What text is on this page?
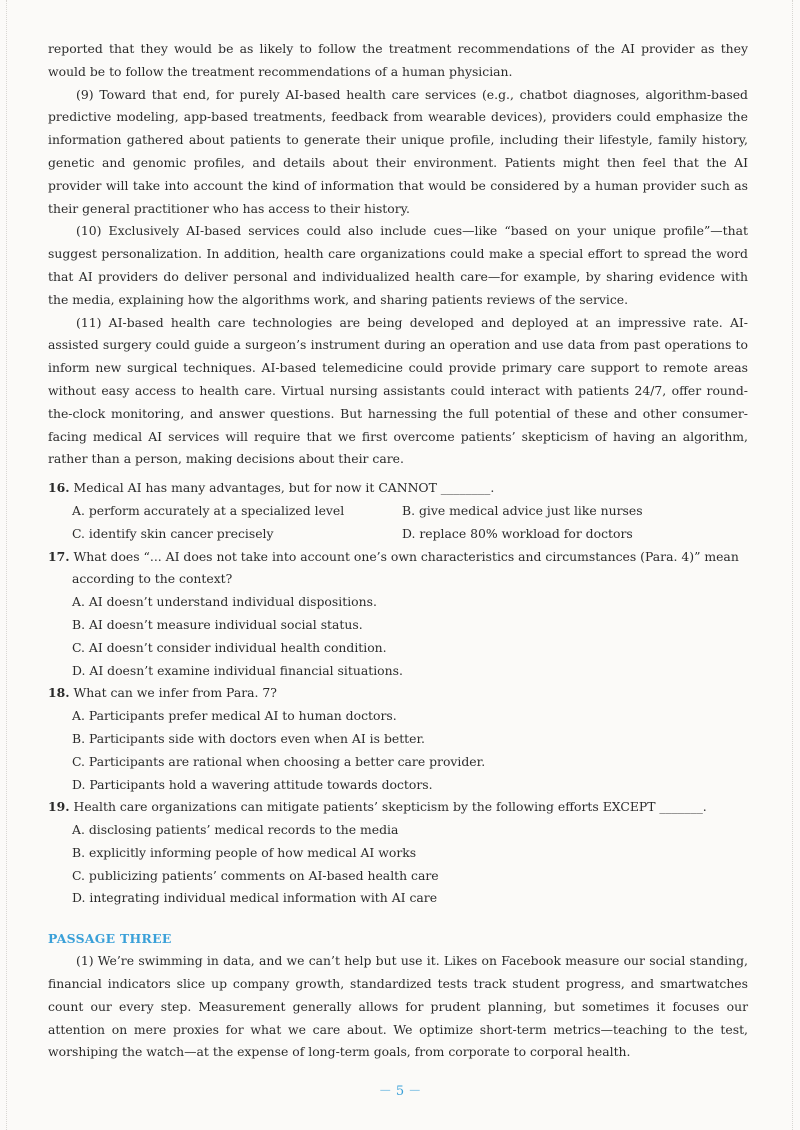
reported that they would be as likely to follow the treatment recommendations of the AI provider as they would be to follow the treatment recommendations of a human physician.

(9) Toward that end, for purely AI-based health care services (e.g., chatbot diagnoses, algorithm-based predictive modeling, app-based treatments, feedback from wearable devices), providers could emphasize the information gathered about patients to generate their unique profile, including their lifestyle, family history, genetic and genomic profiles, and details about their environment. Patients might then feel that the AI provider will take into account the kind of information that would be considered by a human provider such as their general practitioner who has access to their history.

(10) Exclusively AI-based services could also include cues—like “based on your unique profile”—that suggest personalization. In addition, health care organizations could make a special effort to spread the word that AI providers do deliver personal and individualized health care—for example, by sharing evidence with the media, explaining how the algorithms work, and sharing patients reviews of the service.

(11) AI-based health care technologies are being developed and deployed at an impressive rate. AI-assisted surgery could guide a surgeon’s instrument during an operation and use data from past operations to inform new surgical techniques. AI-based telemedicine could provide primary care support to remote areas without easy access to health care. Virtual nursing assistants could interact with patients 24/7, offer round-the-clock monitoring, and answer questions. But harnessing the full potential of these and other consumer-facing medical AI services will require that we first overcome patients’ skepticism of having an algorithm, rather than a person, making decisions about their care.

16. Medical AI has many advantages, but for now it CANNOT ________.

A. perform accurately at a specialized level	B. give medical advice just like nurses
C. identify skin cancer precisely	D. replace 80% workload for doctors

17. What does “... AI does not take into account one’s own characteristics and circumstances (Para. 4)” mean according to the context?

A. AI doesn’t understand individual dispositions.

B. AI doesn’t measure individual social status.

C. AI doesn’t consider individual health condition.

D. AI doesn’t examine individual financial situations.

18. What can we infer from Para. 7?

A. Participants prefer medical AI to human doctors.

B. Participants side with doctors even when AI is better.

C. Participants are rational when choosing a better care provider.

D. Participants hold a wavering attitude towards doctors.

19. Health care organizations can mitigate patients’ skepticism by the following efforts EXCEPT _______.

A. disclosing patients’ medical records to the media

B. explicitly informing people of how medical AI works

C. publicizing patients’ comments on AI-based health care

D. integrating individual medical information with AI care

PASSAGE THREE

(1) We’re swimming in data, and we can’t help but use it. Likes on Facebook measure our social standing, financial indicators slice up company growth, standardized tests track student progress, and smartwatches count our every step. Measurement generally allows for prudent planning, but sometimes it focuses our attention on mere proxies for what we care about. We optimize short-term metrics—teaching to the test, worshiping the watch—at the expense of long-term goals, from corporate to corporal health.

－ 5 －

> Task instructions
Look through the material above. Copy each line where the word "Para" appears.

> Solved problem
17. What does “... AI does not take into account one’s own characteristics and circumstances (Para. 4)” mean according to the context?
18. What can we infer from Para. 7?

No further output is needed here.